▶ **GOAL OF THE EXERCISE**: Every record here should be printed again exactly.

▶ **INPUT MATERIAL**:
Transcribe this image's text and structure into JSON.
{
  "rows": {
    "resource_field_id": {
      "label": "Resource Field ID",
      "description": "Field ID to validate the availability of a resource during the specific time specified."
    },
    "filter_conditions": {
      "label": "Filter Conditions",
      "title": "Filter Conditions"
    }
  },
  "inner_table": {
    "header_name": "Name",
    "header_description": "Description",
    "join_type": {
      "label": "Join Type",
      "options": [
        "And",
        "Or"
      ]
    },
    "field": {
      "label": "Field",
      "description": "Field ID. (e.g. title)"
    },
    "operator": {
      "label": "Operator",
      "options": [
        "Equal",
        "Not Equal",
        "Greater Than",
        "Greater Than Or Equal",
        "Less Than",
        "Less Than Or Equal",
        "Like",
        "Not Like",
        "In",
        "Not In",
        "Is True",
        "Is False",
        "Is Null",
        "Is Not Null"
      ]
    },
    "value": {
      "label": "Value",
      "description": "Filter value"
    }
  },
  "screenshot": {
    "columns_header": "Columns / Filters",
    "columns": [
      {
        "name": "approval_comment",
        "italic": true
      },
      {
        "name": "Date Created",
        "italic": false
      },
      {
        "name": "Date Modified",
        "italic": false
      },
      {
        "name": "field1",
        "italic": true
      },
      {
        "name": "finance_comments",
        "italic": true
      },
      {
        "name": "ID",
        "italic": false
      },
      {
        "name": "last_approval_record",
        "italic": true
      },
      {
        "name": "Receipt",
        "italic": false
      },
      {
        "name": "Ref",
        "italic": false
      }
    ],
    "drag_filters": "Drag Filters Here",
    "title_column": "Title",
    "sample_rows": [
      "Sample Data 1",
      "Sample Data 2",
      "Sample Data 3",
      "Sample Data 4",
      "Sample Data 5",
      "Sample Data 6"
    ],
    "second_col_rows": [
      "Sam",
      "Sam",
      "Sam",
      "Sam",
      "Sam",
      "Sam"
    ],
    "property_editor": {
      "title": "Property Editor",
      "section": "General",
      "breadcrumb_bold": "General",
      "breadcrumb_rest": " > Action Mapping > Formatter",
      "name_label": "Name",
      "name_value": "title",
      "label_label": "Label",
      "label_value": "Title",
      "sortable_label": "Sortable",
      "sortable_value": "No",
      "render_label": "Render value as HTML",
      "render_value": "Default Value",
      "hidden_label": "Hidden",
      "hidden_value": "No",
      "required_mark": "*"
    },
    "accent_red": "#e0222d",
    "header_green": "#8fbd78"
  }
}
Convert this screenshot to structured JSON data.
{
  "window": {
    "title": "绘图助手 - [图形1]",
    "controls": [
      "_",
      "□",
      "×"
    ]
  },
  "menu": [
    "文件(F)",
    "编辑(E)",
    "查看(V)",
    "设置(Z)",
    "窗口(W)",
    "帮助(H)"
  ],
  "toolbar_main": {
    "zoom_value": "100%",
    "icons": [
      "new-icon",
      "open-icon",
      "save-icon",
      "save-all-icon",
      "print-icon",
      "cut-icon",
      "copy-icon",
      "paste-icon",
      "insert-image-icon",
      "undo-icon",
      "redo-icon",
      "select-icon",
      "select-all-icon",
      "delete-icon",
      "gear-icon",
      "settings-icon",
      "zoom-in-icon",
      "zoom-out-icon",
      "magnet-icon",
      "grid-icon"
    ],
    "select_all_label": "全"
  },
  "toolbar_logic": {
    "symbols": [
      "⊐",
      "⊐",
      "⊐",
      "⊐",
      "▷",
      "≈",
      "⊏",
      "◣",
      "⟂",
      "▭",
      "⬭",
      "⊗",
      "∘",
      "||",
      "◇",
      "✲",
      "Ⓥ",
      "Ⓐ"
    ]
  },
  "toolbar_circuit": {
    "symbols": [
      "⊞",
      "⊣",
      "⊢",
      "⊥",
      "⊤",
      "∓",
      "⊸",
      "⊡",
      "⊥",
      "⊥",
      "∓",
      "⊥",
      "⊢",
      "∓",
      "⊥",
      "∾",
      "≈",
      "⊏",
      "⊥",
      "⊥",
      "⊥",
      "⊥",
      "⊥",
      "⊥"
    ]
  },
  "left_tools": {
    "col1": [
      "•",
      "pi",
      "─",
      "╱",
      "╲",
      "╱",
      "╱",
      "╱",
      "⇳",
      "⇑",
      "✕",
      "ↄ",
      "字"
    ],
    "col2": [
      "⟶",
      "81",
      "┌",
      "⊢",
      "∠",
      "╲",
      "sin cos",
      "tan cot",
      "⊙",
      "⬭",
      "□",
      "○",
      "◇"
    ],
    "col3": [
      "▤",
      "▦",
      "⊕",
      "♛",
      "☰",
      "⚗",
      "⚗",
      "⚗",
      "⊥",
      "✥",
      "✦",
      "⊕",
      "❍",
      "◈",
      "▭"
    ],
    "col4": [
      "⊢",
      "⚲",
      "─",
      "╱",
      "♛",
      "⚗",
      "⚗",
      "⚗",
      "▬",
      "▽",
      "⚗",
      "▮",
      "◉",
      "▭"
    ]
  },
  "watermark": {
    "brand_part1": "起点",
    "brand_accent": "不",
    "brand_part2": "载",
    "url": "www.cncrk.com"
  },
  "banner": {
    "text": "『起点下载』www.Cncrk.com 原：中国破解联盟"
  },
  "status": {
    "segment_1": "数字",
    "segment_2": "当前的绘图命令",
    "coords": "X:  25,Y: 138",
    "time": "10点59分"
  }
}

▶ **EXERCISE RESULT**:
Transcribe this image's text and structure into JSON.
{
  "rows": {
    "resource_field_id": {
      "label": "Resource Field ID",
      "description": "Field ID to validate the availability of a resource during the specific time specified."
    },
    "filter_conditions": {
      "label": "Filter Conditions",
      "title": "Filter Conditions"
    }
  },
  "inner_table": {
    "header_name": "Name",
    "header_description": "Description",
    "join_type": {
      "label": "Join Type",
      "options": [
        "And",
        "Or"
      ]
    },
    "field": {
      "label": "Field",
      "description": "Field ID. (e.g. title)"
    },
    "operator": {
      "label": "Operator",
      "options": [
        "Equal",
        "Not Equal",
        "Greater Than",
        "Greater Than Or Equal",
        "Less Than",
        "Less Than Or Equal",
        "Like",
        "Not Like",
        "In",
        "Not In",
        "Is True",
        "Is False",
        "Is Null",
        "Is Not Null"
      ]
    },
    "value": {
      "label": "Value",
      "description": "Filter value"
    }
  },
  "screenshot": {
    "columns_header": "Columns / Filters",
    "columns": [
      {
        "name": "approval_comment",
        "italic": true
      },
      {
        "name": "Date Created",
        "italic": false
      },
      {
        "name": "Date Modified",
        "italic": false
      },
      {
        "name": "field1",
        "italic": true
      },
      {
        "name": "finance_comments",
        "italic": true
      },
      {
        "name": "ID",
        "italic": false
      },
      {
        "name": "last_approval_record",
        "italic": true
      },
      {
        "name": "Receipt",
        "italic": false
      },
      {
        "name": "Ref",
        "italic": false
      }
    ],
    "drag_filters": "Drag Filters Here",
    "title_column": "Title",
    "sample_rows": [
      "Sample Data 1",
      "Sample Data 2",
      "Sample Data 3",
      "Sample Data 4",
      "Sample Data 5",
      "Sample Data 6"
    ],
    "second_col_rows": [
      "Sam",
      "Sam",
      "Sam",
      "Sam",
      "Sam",
      "Sam"
    ],
    "property_editor": {
      "title": "Property Editor",
      "section": "General",
      "breadcrumb_bold": "General",
      "breadcrumb_rest": " > Action Mapping > Formatter",
      "name_label": "Name",
      "name_value": "title",
      "label_label": "Label",
      "label_value": "Title",
      "sortable_label": "Sortable",
      "sortable_value": "No",
      "render_label": "Render value as HTML",
      "render_value": "Default Value",
      "hidden_label": "Hidden",
      "hidden_value": "No",
      "required_mark": "*"
    },
    "accent_red": "#e0222d",
    "header_green": "#8fbd78"
  }
}
Convert this screenshot to structured JSON data.
{
  "window": {
    "title": "绘图助手 - [图形1]",
    "controls": [
      "_",
      "□",
      "×"
    ]
  },
  "menu": [
    "文件(F)",
    "编辑(E)",
    "查看(V)",
    "设置(Z)",
    "窗口(W)",
    "帮助(H)"
  ],
  "toolbar_main": {
    "zoom_value": "100%",
    "icons": [
      "new-icon",
      "open-icon",
      "save-icon",
      "save-all-icon",
      "print-icon",
      "cut-icon",
      "copy-icon",
      "paste-icon",
      "insert-image-icon",
      "undo-icon",
      "redo-icon",
      "select-icon",
      "select-all-icon",
      "delete-icon",
      "gear-icon",
      "settings-icon",
      "zoom-in-icon",
      "zoom-out-icon",
      "magnet-icon",
      "grid-icon"
    ],
    "select_all_label": "全"
  },
  "toolbar_logic": {
    "symbols": [
      "⊐",
      "⊐",
      "⊐",
      "⊐",
      "▷",
      "≈",
      "⊏",
      "◣",
      "⟂",
      "▭",
      "⬭",
      "⊗",
      "∘",
      "||",
      "◇",
      "✲",
      "Ⓥ",
      "Ⓐ"
    ]
  },
  "toolbar_circuit": {
    "symbols": [
      "⊞",
      "⊣",
      "⊢",
      "⊥",
      "⊤",
      "∓",
      "⊸",
      "⊡",
      "⊥",
      "⊥",
      "∓",
      "⊥",
      "⊢",
      "∓",
      "⊥",
      "∾",
      "≈",
      "⊏",
      "⊥",
      "⊥",
      "⊥",
      "⊥",
      "⊥",
      "⊥"
    ]
  },
  "left_tools": {
    "col1": [
      "•",
      "pi",
      "─",
      "╱",
      "╲",
      "╱",
      "╱",
      "╱",
      "⇳",
      "⇑",
      "✕",
      "ↄ",
      "字"
    ],
    "col2": [
      "⟶",
      "81",
      "┌",
      "⊢",
      "∠",
      "╲",
      "sin cos",
      "tan cot",
      "⊙",
      "⬭",
      "□",
      "○",
      "◇"
    ],
    "col3": [
      "▤",
      "▦",
      "⊕",
      "♛",
      "☰",
      "⚗",
      "⚗",
      "⚗",
      "⊥",
      "✥",
      "✦",
      "⊕",
      "❍",
      "◈",
      "▭"
    ],
    "col4": [
      "⊢",
      "⚲",
      "─",
      "╱",
      "♛",
      "⚗",
      "⚗",
      "⚗",
      "▬",
      "▽",
      "⚗",
      "▮",
      "◉",
      "▭"
    ]
  },
  "watermark": {
    "brand_part1": "起点",
    "brand_accent": "不",
    "brand_part2": "载",
    "url": "www.cncrk.com"
  },
  "banner": {
    "text": "『起点下载』www.Cncrk.com 原：中国破解联盟"
  },
  "status": {
    "segment_1": "数字",
    "segment_2": "当前的绘图命令",
    "coords": "X:  25,Y: 138",
    "time": "10点59分"
  }
}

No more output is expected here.